Dataset items:
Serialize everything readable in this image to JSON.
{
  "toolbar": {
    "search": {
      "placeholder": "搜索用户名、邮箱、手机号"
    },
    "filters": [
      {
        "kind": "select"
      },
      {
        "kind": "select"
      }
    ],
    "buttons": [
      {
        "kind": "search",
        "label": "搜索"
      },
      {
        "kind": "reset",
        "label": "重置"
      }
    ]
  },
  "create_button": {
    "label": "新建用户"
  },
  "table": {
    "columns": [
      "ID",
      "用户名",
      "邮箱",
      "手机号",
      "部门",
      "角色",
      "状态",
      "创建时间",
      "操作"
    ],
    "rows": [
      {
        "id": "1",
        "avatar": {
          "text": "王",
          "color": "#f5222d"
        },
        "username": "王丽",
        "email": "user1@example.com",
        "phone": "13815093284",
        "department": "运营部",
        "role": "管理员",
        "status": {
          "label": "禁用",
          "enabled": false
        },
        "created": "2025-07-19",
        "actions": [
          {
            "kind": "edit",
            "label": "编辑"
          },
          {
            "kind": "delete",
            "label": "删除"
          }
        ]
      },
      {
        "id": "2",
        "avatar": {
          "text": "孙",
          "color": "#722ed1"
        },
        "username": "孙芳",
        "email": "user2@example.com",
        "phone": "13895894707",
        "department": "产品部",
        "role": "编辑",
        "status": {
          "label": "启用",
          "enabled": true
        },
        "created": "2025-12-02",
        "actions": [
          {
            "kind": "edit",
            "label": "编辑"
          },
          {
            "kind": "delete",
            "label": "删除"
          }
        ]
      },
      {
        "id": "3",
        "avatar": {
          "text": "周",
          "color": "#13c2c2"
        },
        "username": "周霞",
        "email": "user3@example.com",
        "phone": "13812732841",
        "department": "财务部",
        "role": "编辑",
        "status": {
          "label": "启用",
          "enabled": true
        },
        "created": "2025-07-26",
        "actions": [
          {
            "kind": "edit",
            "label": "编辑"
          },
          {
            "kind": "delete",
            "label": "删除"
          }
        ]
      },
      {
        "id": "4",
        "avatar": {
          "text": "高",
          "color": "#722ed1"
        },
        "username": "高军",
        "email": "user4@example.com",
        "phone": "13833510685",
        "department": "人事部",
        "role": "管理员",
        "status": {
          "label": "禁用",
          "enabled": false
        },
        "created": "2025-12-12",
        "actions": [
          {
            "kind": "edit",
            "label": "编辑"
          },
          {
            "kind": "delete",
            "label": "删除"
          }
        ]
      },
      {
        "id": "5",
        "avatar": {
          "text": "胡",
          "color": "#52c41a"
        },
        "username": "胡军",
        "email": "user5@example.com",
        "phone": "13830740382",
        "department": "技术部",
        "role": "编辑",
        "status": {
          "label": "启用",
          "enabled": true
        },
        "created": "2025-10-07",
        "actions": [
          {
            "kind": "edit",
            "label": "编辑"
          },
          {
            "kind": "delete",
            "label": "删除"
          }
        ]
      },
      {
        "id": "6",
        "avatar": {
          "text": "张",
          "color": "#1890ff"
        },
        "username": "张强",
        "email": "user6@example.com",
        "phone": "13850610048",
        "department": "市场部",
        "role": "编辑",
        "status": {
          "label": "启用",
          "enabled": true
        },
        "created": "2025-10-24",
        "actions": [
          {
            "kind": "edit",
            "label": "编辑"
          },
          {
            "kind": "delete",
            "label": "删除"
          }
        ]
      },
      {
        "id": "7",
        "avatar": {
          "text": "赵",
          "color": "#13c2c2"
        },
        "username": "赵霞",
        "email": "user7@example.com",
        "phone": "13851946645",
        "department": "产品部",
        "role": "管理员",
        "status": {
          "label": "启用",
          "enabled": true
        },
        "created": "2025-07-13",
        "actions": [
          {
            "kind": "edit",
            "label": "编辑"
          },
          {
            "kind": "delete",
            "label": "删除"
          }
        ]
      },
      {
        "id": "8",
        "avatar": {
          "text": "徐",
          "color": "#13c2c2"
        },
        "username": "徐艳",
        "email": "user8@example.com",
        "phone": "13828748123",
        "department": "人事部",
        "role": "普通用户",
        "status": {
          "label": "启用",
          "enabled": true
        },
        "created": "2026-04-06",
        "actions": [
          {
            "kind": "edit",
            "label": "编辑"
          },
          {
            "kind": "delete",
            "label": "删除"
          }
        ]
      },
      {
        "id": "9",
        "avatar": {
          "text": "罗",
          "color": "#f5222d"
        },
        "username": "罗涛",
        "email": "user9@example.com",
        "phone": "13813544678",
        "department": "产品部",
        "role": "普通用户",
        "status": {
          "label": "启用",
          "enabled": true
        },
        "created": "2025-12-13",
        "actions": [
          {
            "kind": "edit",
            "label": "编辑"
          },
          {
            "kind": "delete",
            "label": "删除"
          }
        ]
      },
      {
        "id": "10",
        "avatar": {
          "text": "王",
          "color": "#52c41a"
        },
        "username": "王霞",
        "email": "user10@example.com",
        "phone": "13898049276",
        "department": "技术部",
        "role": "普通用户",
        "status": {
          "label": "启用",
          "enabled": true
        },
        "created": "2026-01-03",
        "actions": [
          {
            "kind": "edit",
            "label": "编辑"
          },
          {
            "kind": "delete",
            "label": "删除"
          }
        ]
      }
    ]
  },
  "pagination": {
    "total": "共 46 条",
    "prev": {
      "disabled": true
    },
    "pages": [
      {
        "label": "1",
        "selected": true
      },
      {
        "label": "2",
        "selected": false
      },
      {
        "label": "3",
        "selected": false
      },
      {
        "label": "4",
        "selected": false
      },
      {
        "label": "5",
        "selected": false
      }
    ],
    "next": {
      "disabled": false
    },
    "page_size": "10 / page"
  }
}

● What to do
Take the data above and return it exactly.

● Finished task
Serialize everything readable in this image to JSON.
{
  "toolbar": {
    "search": {
      "placeholder": "搜索用户名、邮箱、手机号"
    },
    "filters": [
      {
        "kind": "select"
      },
      {
        "kind": "select"
      }
    ],
    "buttons": [
      {
        "kind": "search",
        "label": "搜索"
      },
      {
        "kind": "reset",
        "label": "重置"
      }
    ]
  },
  "create_button": {
    "label": "新建用户"
  },
  "table": {
    "columns": [
      "ID",
      "用户名",
      "邮箱",
      "手机号",
      "部门",
      "角色",
      "状态",
      "创建时间",
      "操作"
    ],
    "rows": [
      {
        "id": "1",
        "avatar": {
          "text": "王",
          "color": "#f5222d"
        },
        "username": "王丽",
        "email": "user1@example.com",
        "phone": "13815093284",
        "department": "运营部",
        "role": "管理员",
        "status": {
          "label": "禁用",
          "enabled": false
        },
        "created": "2025-07-19",
        "actions": [
          {
            "kind": "edit",
            "label": "编辑"
          },
          {
            "kind": "delete",
            "label": "删除"
          }
        ]
      },
      {
        "id": "2",
        "avatar": {
          "text": "孙",
          "color": "#722ed1"
        },
        "username": "孙芳",
        "email": "user2@example.com",
        "phone": "13895894707",
        "department": "产品部",
        "role": "编辑",
        "status": {
          "label": "启用",
          "enabled": true
        },
        "created": "2025-12-02",
        "actions": [
          {
            "kind": "edit",
            "label": "编辑"
          },
          {
            "kind": "delete",
            "label": "删除"
          }
        ]
      },
      {
        "id": "3",
        "avatar": {
          "text": "周",
          "color": "#13c2c2"
        },
        "username": "周霞",
        "email": "user3@example.com",
        "phone": "13812732841",
        "department": "财务部",
        "role": "编辑",
        "status": {
          "label": "启用",
          "enabled": true
        },
        "created": "2025-07-26",
        "actions": [
          {
            "kind": "edit",
            "label": "编辑"
          },
          {
            "kind": "delete",
            "label": "删除"
          }
        ]
      },
      {
        "id": "4",
        "avatar": {
          "text": "高",
          "color": "#722ed1"
        },
        "username": "高军",
        "email": "user4@example.com",
        "phone": "13833510685",
        "department": "人事部",
        "role": "管理员",
        "status": {
          "label": "禁用",
          "enabled": false
        },
        "created": "2025-12-12",
        "actions": [
          {
            "kind": "edit",
            "label": "编辑"
          },
          {
            "kind": "delete",
            "label": "删除"
          }
        ]
      },
      {
        "id": "5",
        "avatar": {
          "text": "胡",
          "color": "#52c41a"
        },
        "username": "胡军",
        "email": "user5@example.com",
        "phone": "13830740382",
        "department": "技术部",
        "role": "编辑",
        "status": {
          "label": "启用",
          "enabled": true
        },
        "created": "2025-10-07",
        "actions": [
          {
            "kind": "edit",
            "label": "编辑"
          },
          {
            "kind": "delete",
            "label": "删除"
          }
        ]
      },
      {
        "id": "6",
        "avatar": {
          "text": "张",
          "color": "#1890ff"
        },
        "username": "张强",
        "email": "user6@example.com",
        "phone": "13850610048",
        "department": "市场部",
        "role": "编辑",
        "status": {
          "label": "启用",
          "enabled": true
        },
        "created": "2025-10-24",
        "actions": [
          {
            "kind": "edit",
            "label": "编辑"
          },
          {
            "kind": "delete",
            "label": "删除"
          }
        ]
      },
      {
        "id": "7",
        "avatar": {
          "text": "赵",
          "color": "#13c2c2"
        },
        "username": "赵霞",
        "email": "user7@example.com",
        "phone": "13851946645",
        "department": "产品部",
        "role": "管理员",
        "status": {
          "label": "启用",
          "enabled": true
        },
        "created": "2025-07-13",
        "actions": [
          {
            "kind": "edit",
            "label": "编辑"
          },
          {
            "kind": "delete",
            "label": "删除"
          }
        ]
      },
      {
        "id": "8",
        "avatar": {
          "text": "徐",
          "color": "#13c2c2"
        },
        "username": "徐艳",
        "email": "user8@example.com",
        "phone": "13828748123",
        "department": "人事部",
        "role": "普通用户",
        "status": {
          "label": "启用",
          "enabled": true
        },
        "created": "2026-04-06",
        "actions": [
          {
            "kind": "edit",
            "label": "编辑"
          },
          {
            "kind": "delete",
            "label": "删除"
          }
        ]
      },
      {
        "id": "9",
        "avatar": {
          "text": "罗",
          "color": "#f5222d"
        },
        "username": "罗涛",
        "email": "user9@example.com",
        "phone": "13813544678",
        "department": "产品部",
        "role": "普通用户",
        "status": {
          "label": "启用",
          "enabled": true
        },
        "created": "2025-12-13",
        "actions": [
          {
            "kind": "edit",
            "label": "编辑"
          },
          {
            "kind": "delete",
            "label": "删除"
          }
        ]
      },
      {
        "id": "10",
        "avatar": {
          "text": "王",
          "color": "#52c41a"
        },
        "username": "王霞",
        "email": "user10@example.com",
        "phone": "13898049276",
        "department": "技术部",
        "role": "普通用户",
        "status": {
          "label": "启用",
          "enabled": true
        },
        "created": "2026-01-03",
        "actions": [
          {
            "kind": "edit",
            "label": "编辑"
          },
          {
            "kind": "delete",
            "label": "删除"
          }
        ]
      }
    ]
  },
  "pagination": {
    "total": "共 46 条",
    "prev": {
      "disabled": true
    },
    "pages": [
      {
        "label": "1",
        "selected": true
      },
      {
        "label": "2",
        "selected": false
      },
      {
        "label": "3",
        "selected": false
      },
      {
        "label": "4",
        "selected": false
      },
      {
        "label": "5",
        "selected": false
      }
    ],
    "next": {
      "disabled": false
    },
    "page_size": "10 / page"
  }
}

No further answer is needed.